# Records provided
____

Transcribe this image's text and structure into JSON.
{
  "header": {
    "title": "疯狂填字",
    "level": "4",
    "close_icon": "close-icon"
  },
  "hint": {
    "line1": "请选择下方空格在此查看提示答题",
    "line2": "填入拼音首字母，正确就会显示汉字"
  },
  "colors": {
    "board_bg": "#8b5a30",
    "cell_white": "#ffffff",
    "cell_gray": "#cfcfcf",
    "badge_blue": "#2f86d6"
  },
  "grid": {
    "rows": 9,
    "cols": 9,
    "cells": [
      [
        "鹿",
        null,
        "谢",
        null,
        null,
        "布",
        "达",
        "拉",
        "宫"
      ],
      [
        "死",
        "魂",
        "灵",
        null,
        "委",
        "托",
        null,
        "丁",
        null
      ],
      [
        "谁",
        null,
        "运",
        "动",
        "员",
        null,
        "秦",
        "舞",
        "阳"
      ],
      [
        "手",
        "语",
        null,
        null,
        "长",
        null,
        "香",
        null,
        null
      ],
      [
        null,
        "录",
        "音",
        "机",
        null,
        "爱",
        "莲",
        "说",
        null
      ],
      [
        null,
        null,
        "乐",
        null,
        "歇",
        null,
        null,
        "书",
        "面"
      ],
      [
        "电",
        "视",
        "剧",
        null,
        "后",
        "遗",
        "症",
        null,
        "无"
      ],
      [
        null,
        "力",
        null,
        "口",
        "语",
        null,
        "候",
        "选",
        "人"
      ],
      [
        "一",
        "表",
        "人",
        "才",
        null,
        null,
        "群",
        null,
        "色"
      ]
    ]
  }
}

____

# Task directions
Set down the entries verbatim, leaving none out.

# Result of the task
Transcribe this image's text and structure into JSON.
{
  "header": {
    "title": "疯狂填字",
    "level": "4",
    "close_icon": "close-icon"
  },
  "hint": {
    "line1": "请选择下方空格在此查看提示答题",
    "line2": "填入拼音首字母，正确就会显示汉字"
  },
  "colors": {
    "board_bg": "#8b5a30",
    "cell_white": "#ffffff",
    "cell_gray": "#cfcfcf",
    "badge_blue": "#2f86d6"
  },
  "grid": {
    "rows": 9,
    "cols": 9,
    "cells": [
      [
        "鹿",
        null,
        "谢",
        null,
        null,
        "布",
        "达",
        "拉",
        "宫"
      ],
      [
        "死",
        "魂",
        "灵",
        null,
        "委",
        "托",
        null,
        "丁",
        null
      ],
      [
        "谁",
        null,
        "运",
        "动",
        "员",
        null,
        "秦",
        "舞",
        "阳"
      ],
      [
        "手",
        "语",
        null,
        null,
        "长",
        null,
        "香",
        null,
        null
      ],
      [
        null,
        "录",
        "音",
        "机",
        null,
        "爱",
        "莲",
        "说",
        null
      ],
      [
        null,
        null,
        "乐",
        null,
        "歇",
        null,
        null,
        "书",
        "面"
      ],
      [
        "电",
        "视",
        "剧",
        null,
        "后",
        "遗",
        "症",
        null,
        "无"
      ],
      [
        null,
        "力",
        null,
        "口",
        "语",
        null,
        "候",
        "选",
        "人"
      ],
      [
        "一",
        "表",
        "人",
        "才",
        null,
        null,
        "群",
        null,
        "色"
      ]
    ]
  }
}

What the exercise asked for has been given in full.